Aim: In the records that follow, show each line where the word "count" is present.
• • • • • • •
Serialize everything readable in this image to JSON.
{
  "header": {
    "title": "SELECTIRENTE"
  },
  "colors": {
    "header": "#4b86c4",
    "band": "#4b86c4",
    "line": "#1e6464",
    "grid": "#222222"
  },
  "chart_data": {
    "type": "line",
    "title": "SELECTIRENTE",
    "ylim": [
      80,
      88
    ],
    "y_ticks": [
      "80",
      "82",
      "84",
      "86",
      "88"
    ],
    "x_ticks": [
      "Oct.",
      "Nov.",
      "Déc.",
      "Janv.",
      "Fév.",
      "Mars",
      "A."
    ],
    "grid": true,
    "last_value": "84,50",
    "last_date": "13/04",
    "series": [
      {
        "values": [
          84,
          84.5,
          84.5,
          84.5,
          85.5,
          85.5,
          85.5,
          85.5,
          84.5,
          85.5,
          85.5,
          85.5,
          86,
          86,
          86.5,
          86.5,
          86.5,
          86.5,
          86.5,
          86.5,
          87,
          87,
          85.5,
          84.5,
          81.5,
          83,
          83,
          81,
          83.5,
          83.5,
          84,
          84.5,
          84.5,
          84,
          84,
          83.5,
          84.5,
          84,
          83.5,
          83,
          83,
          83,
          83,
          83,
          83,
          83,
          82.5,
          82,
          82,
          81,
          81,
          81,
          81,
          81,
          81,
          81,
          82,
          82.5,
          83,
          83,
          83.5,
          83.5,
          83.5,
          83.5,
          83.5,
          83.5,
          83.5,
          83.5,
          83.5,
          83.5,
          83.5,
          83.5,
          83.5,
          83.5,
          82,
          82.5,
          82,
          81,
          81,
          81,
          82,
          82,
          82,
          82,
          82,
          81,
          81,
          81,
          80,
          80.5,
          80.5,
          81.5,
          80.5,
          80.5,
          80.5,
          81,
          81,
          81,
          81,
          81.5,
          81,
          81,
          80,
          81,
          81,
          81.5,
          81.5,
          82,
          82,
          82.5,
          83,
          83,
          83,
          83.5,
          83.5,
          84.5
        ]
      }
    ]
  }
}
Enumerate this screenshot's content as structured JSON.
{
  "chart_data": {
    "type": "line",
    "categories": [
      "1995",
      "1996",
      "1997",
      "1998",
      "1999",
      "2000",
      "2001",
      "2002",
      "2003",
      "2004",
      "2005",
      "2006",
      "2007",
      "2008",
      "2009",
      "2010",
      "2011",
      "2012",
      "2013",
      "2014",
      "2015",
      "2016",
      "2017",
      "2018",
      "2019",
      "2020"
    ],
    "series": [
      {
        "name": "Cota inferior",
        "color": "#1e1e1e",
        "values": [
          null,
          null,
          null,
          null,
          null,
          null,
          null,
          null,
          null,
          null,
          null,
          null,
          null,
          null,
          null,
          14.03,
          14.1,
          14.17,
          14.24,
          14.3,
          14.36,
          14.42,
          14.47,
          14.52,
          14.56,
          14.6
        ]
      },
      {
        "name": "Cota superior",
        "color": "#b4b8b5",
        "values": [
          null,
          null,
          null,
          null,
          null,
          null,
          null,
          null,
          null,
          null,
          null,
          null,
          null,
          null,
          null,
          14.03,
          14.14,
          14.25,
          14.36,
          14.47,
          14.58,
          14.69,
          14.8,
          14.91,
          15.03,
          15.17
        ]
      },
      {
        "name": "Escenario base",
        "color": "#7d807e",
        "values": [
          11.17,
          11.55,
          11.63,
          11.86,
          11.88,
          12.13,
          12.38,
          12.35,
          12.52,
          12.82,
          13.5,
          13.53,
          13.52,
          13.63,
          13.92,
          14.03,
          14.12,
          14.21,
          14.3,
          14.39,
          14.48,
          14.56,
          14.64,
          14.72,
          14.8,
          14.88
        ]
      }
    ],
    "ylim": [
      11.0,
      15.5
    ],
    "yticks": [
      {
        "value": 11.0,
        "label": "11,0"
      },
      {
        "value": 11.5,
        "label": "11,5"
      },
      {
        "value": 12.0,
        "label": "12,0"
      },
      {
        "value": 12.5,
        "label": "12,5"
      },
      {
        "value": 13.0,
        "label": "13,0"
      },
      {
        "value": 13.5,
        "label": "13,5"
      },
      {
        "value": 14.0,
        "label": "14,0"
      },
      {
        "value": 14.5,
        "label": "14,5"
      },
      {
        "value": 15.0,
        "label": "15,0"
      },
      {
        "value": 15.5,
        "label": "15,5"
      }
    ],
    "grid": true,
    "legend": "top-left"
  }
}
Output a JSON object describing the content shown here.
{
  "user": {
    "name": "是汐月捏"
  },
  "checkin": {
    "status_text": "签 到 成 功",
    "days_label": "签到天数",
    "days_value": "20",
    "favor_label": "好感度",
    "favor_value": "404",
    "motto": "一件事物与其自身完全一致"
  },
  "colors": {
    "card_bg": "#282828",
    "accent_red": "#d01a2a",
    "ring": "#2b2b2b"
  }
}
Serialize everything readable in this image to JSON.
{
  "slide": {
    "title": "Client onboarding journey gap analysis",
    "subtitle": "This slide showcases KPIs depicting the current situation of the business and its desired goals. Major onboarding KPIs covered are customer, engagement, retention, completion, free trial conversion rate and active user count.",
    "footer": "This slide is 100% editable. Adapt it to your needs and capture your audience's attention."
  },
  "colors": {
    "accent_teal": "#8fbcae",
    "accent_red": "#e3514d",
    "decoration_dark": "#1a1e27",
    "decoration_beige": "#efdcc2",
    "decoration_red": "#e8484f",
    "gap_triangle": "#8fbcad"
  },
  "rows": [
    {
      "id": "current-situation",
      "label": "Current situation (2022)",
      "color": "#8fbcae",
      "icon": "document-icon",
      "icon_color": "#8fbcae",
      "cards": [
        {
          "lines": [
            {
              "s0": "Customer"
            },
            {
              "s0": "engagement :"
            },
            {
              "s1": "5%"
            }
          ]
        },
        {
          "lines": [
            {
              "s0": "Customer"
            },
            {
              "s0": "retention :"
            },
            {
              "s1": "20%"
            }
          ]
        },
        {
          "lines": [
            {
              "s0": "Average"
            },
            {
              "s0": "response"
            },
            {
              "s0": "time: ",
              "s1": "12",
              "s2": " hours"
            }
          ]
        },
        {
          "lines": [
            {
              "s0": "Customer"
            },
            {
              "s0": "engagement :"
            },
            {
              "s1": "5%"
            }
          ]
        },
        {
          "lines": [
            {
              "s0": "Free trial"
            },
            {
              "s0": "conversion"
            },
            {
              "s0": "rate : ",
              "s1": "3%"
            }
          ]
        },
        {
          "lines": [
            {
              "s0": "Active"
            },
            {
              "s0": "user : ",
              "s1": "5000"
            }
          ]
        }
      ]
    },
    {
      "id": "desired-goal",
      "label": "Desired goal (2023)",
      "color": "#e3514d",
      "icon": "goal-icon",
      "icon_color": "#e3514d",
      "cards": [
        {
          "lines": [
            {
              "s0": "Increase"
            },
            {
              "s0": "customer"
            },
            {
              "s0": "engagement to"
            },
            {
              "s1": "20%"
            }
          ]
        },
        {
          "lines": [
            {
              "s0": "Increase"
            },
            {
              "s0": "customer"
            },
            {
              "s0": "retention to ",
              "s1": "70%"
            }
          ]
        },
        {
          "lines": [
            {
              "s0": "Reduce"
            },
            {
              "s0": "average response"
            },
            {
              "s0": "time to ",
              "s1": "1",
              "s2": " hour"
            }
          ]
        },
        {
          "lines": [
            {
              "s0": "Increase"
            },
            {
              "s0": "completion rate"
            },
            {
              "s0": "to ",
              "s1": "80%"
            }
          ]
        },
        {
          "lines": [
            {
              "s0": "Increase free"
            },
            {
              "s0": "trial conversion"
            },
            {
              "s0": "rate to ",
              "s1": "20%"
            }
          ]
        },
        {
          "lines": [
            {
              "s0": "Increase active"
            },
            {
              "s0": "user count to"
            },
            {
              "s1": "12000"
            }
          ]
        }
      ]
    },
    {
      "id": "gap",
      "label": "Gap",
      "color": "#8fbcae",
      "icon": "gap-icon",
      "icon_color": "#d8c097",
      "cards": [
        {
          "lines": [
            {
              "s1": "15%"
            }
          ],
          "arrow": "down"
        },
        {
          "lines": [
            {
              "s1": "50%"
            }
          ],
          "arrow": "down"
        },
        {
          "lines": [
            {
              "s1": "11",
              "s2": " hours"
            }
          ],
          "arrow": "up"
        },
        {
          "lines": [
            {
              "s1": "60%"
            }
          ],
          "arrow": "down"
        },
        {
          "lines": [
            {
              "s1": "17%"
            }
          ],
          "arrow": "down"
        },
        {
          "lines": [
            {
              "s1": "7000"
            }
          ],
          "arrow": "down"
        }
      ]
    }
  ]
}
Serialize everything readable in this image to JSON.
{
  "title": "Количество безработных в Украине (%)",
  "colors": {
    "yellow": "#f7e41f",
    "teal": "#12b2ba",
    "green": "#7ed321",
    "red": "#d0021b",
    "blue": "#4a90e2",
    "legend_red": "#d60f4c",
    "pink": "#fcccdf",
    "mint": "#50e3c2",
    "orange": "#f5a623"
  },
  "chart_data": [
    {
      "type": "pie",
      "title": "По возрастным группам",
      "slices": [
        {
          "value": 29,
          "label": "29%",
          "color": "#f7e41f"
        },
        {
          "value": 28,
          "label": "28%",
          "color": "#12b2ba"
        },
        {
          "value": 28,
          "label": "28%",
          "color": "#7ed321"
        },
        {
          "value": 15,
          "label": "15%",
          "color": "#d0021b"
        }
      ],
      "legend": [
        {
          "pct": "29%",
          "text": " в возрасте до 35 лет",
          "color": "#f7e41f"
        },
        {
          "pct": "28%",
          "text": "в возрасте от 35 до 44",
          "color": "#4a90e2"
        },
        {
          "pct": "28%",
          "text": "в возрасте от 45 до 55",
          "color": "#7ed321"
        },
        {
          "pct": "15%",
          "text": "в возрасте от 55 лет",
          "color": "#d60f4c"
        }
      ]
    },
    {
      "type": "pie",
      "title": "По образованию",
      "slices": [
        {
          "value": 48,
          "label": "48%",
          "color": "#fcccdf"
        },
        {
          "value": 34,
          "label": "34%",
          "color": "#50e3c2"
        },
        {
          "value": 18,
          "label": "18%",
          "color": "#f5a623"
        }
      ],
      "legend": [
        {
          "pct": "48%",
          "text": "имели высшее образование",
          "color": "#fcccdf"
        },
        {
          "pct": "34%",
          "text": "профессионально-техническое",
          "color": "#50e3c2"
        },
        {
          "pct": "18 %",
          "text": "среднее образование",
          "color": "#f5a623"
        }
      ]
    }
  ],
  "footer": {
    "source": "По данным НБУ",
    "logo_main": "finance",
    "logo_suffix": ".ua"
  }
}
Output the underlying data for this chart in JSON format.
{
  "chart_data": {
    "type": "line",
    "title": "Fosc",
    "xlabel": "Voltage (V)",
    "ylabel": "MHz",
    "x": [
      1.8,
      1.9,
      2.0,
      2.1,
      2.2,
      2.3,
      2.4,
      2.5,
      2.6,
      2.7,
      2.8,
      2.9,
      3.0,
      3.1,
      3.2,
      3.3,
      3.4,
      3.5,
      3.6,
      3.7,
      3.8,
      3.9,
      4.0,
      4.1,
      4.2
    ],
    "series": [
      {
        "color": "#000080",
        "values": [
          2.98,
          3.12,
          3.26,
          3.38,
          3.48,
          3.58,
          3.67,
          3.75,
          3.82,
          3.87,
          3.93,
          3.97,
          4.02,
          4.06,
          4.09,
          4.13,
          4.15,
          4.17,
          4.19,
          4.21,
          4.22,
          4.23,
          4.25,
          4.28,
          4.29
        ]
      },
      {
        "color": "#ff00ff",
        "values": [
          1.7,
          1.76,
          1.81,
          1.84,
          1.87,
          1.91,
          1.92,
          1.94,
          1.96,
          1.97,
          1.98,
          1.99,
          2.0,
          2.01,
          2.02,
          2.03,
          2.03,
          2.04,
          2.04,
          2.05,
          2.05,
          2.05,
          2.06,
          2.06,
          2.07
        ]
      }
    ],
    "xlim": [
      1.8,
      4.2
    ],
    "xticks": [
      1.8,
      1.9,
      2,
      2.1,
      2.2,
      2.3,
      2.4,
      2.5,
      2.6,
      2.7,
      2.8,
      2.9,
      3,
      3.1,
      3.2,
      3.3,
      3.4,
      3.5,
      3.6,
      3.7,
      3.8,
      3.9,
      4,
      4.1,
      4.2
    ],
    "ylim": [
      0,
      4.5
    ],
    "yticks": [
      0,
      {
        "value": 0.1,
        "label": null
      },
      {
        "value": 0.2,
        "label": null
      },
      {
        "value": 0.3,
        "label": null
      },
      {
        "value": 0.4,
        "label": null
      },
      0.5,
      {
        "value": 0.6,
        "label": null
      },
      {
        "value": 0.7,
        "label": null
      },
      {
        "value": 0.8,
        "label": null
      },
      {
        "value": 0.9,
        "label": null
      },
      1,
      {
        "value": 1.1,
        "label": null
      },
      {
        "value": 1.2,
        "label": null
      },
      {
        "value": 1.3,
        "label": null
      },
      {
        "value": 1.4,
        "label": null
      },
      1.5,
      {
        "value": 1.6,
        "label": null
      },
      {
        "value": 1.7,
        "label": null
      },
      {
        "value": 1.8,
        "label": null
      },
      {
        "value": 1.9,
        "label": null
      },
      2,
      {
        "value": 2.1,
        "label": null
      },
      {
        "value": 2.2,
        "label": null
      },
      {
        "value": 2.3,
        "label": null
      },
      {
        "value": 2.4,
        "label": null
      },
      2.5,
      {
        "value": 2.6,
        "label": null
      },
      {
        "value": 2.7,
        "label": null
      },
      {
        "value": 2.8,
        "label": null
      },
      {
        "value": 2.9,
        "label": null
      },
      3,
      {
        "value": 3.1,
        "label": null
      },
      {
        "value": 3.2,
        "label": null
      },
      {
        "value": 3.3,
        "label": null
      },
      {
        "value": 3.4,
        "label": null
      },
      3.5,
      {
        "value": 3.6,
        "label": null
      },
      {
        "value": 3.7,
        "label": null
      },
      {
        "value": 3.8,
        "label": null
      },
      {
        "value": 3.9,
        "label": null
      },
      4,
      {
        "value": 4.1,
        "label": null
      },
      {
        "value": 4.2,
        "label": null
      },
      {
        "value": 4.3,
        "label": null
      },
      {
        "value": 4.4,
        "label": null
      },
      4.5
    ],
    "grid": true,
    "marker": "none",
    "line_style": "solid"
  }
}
• • • • • • •
Answer:
    "subtitle": "This slide showcases KPIs depicting the current situation of the business and its desired goals. Major onboarding KPIs covered are customer, engagement, retention, completion, free trial conversion rate and active user count.",
              "s0": "user count to"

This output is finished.